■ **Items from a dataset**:
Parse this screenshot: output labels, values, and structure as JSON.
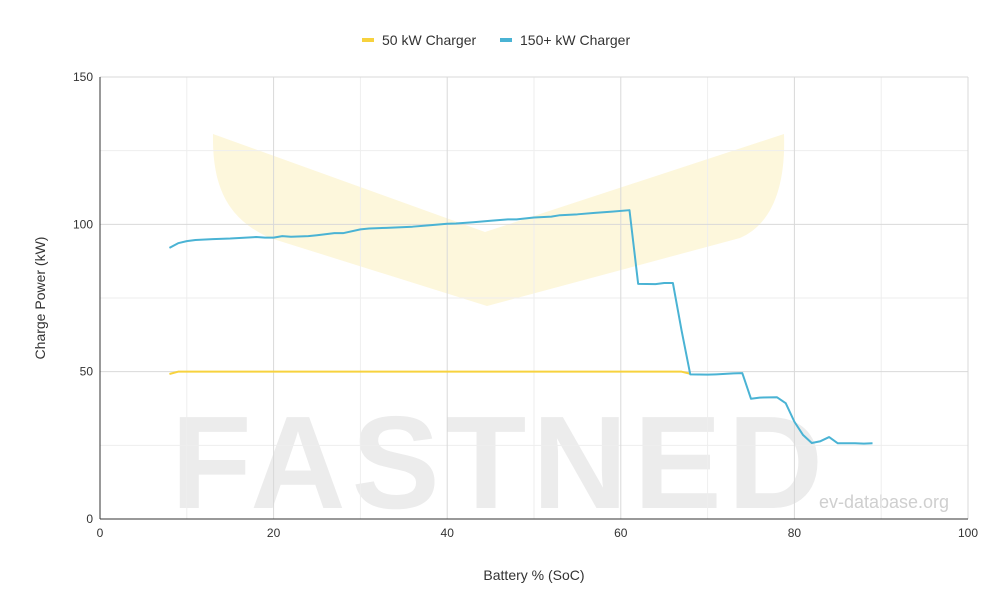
{
  "chart_data": {
    "type": "line",
    "watermark": "FASTNED",
    "source": "ev-database.org",
    "xlabel": "Battery % (SoC)",
    "ylabel": "Charge Power (kW)",
    "xlim": [
      0,
      100
    ],
    "xticks": [
      0,
      20,
      40,
      60,
      80,
      100
    ],
    "xminorticks": [
      10,
      30,
      50,
      70,
      90
    ],
    "ylim": [
      0,
      150
    ],
    "yticks": [
      0,
      50,
      100,
      150
    ],
    "yminorticks": [
      25,
      75,
      125
    ],
    "grid": true,
    "legend": "top",
    "series": [
      {
        "name": "50 kW Charger",
        "color": "#f7d23e",
        "x": [
          8,
          9,
          67,
          68
        ],
        "values": [
          49.2,
          50,
          50,
          49.3
        ]
      },
      {
        "name": "150+ kW Charger",
        "color": "#4ab3d4",
        "x": [
          8,
          9,
          10,
          11,
          13,
          15,
          18,
          19,
          20,
          21,
          22,
          24,
          25,
          27,
          28,
          30,
          31,
          33,
          36,
          38,
          40,
          41,
          43,
          45,
          47,
          48,
          50,
          52,
          53,
          55,
          57,
          59,
          61,
          62,
          64,
          65,
          66,
          67,
          68,
          70,
          71,
          73,
          74,
          75,
          76,
          78,
          79,
          80,
          81,
          82,
          83,
          84,
          85,
          87,
          88,
          89
        ],
        "values": [
          92,
          93.6,
          94.3,
          94.7,
          95,
          95.2,
          95.7,
          95.5,
          95.5,
          96,
          95.8,
          96,
          96.3,
          97,
          97,
          98.3,
          98.6,
          98.8,
          99.2,
          99.7,
          100.2,
          100.3,
          100.7,
          101.2,
          101.7,
          101.7,
          102.3,
          102.6,
          103.1,
          103.4,
          103.9,
          104.3,
          104.8,
          79.8,
          79.7,
          80.1,
          80.1,
          64,
          49.1,
          49,
          49.1,
          49.4,
          49.5,
          40.8,
          41.2,
          41.3,
          39.3,
          33,
          28.5,
          25.8,
          26.4,
          27.8,
          25.7,
          25.7,
          25.6,
          25.7
        ]
      }
    ]
  }
}
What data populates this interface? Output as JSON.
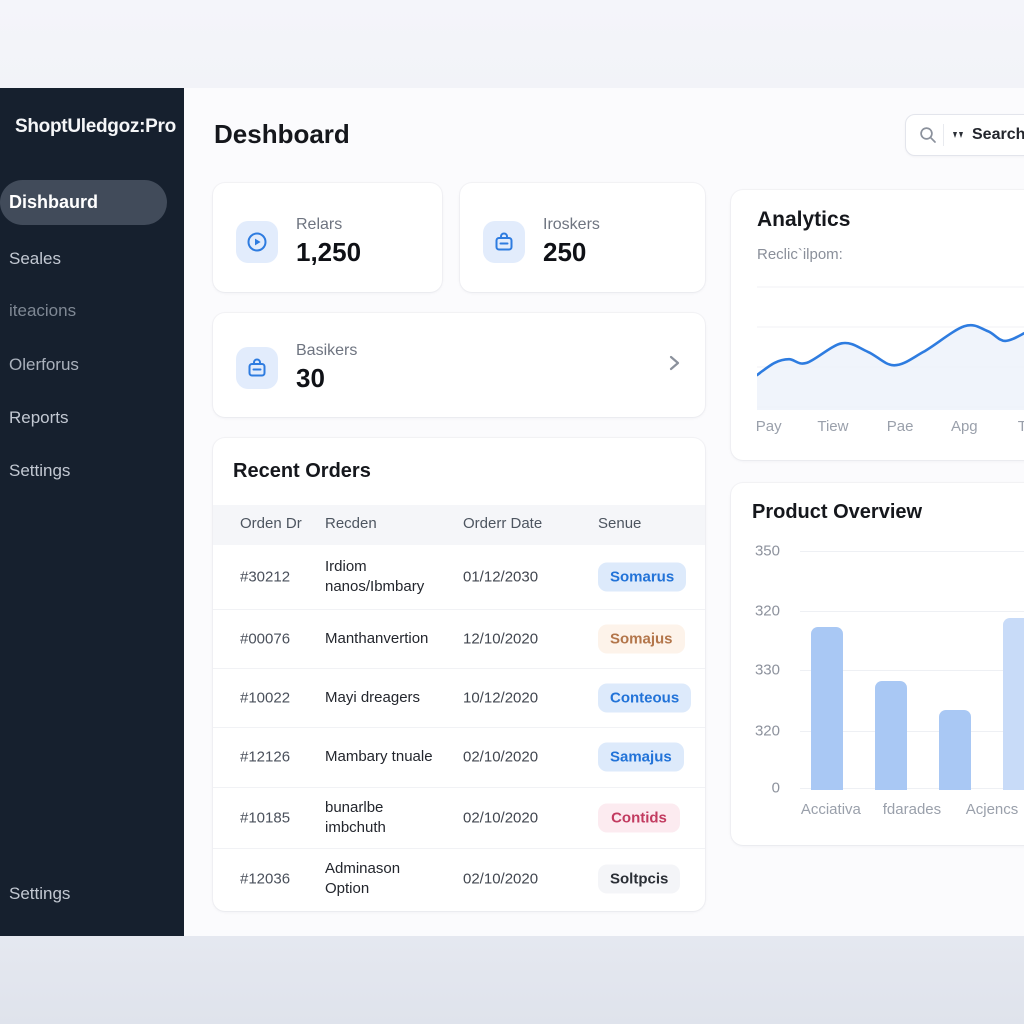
{
  "app": {
    "logo": "ShoptUledgoz:Pro"
  },
  "sidebar": {
    "items": [
      {
        "label": "Dishbaurd",
        "active": true
      },
      {
        "label": "Seales"
      },
      {
        "label": "iteacions"
      },
      {
        "label": "Olerforus"
      },
      {
        "label": "Reports"
      },
      {
        "label": "Settings"
      }
    ],
    "bottom_item": "Settings"
  },
  "header": {
    "title": "Deshboard",
    "search_label": "Search"
  },
  "stats": [
    {
      "label": "Relars",
      "value": "1,250",
      "icon": "clock-play-icon"
    },
    {
      "label": "Iroskers",
      "value": "250",
      "icon": "bag-icon"
    },
    {
      "label": "Basikers",
      "value": "30",
      "icon": "bag-icon"
    }
  ],
  "orders": {
    "title": "Recent Orders",
    "columns": [
      "Orden Dr",
      "Recden",
      "Orderr Date",
      "Senue"
    ],
    "rows": [
      {
        "id": "#30212",
        "name": "Irdiom\nnanos/Ibmbary",
        "date": "01/12/2030",
        "status": "Somarus",
        "status_bg": "#ddeafb",
        "status_fg": "#2273d8"
      },
      {
        "id": "#00076",
        "name": "Manthanvertion",
        "date": "12/10/2020",
        "status": "Somajus",
        "status_bg": "#fdf3ea",
        "status_fg": "#b3764b"
      },
      {
        "id": "#10022",
        "name": "Mayi dreagers",
        "date": "10/12/2020",
        "status": "Conteous",
        "status_bg": "#ddeafb",
        "status_fg": "#2273d8"
      },
      {
        "id": "#12126",
        "name": "Mambary tnuale",
        "date": "02/10/2020",
        "status": "Samajus",
        "status_bg": "#ddeafb",
        "status_fg": "#2273d8"
      },
      {
        "id": "#10185",
        "name": "bunarlbe\nimbchuth",
        "date": "02/10/2020",
        "status": "Contids",
        "status_bg": "#fcebf0",
        "status_fg": "#c23b60"
      },
      {
        "id": "#12036",
        "name": "Adminason\nOption",
        "date": "02/10/2020",
        "status": "Soltpcis",
        "status_bg": "#f4f5f8",
        "status_fg": "#2b2f36"
      }
    ]
  },
  "analytics": {
    "title": "Analytics",
    "subtitle": "Reclic`ilpom:"
  },
  "product_overview": {
    "title": "Product Overview"
  },
  "colors": {
    "accent": "#2e7ce0",
    "sidebar_bg": "#16202e",
    "sidebar_active": "#414b5a",
    "icon_tile": "#e2ecfc",
    "status_blue": "#2273d8",
    "status_orange": "#b3764b",
    "status_red": "#c23b60"
  },
  "chart_data": [
    {
      "type": "line",
      "title": "Analytics",
      "x_labels": [
        "Pay",
        "Tiew",
        "Pae",
        "Apg",
        "Tht"
      ],
      "points_pct": [
        [
          0,
          27
        ],
        [
          6,
          37
        ],
        [
          11,
          40
        ],
        [
          17,
          37
        ],
        [
          29,
          53
        ],
        [
          38,
          46
        ],
        [
          47,
          35
        ],
        [
          57,
          46
        ],
        [
          71,
          67
        ],
        [
          79,
          63
        ],
        [
          85,
          55
        ],
        [
          93,
          63
        ],
        [
          100,
          70
        ]
      ],
      "line_color": "#2e7ce0",
      "area_color": "#edf2fa",
      "grid": true,
      "legend": false,
      "note": "y values are relative percent of plot height; no y-axis labels shown"
    },
    {
      "type": "bar",
      "title": "Product Overview",
      "categories": [
        "Acciativa",
        "fdarades",
        "Acjencs",
        ""
      ],
      "values": [
        238,
        159,
        117,
        252
      ],
      "y_ticks": [
        "350",
        "320",
        "330",
        "320",
        "0"
      ],
      "ylim": [
        0,
        350
      ],
      "bar_colors": [
        "#a9c8f4",
        "#a9c8f4",
        "#a9c8f4",
        "#c8dbf8"
      ],
      "grid": true,
      "legend": false
    }
  ]
}
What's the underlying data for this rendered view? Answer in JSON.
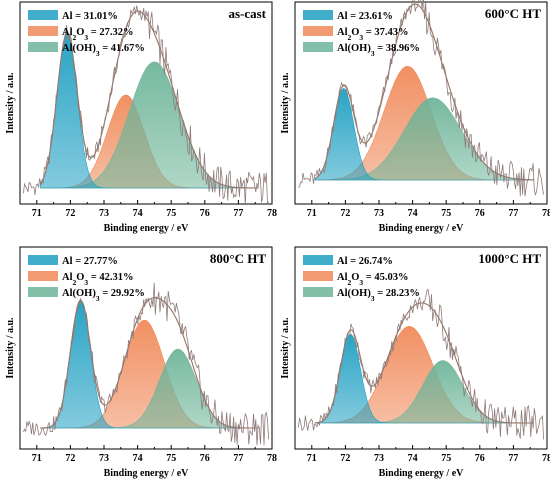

■ **WRITTEN TASK**:
Return only the number of lines in the entries that contain the string "Settings".

■ **ANSWER TO THIS TASK**:
2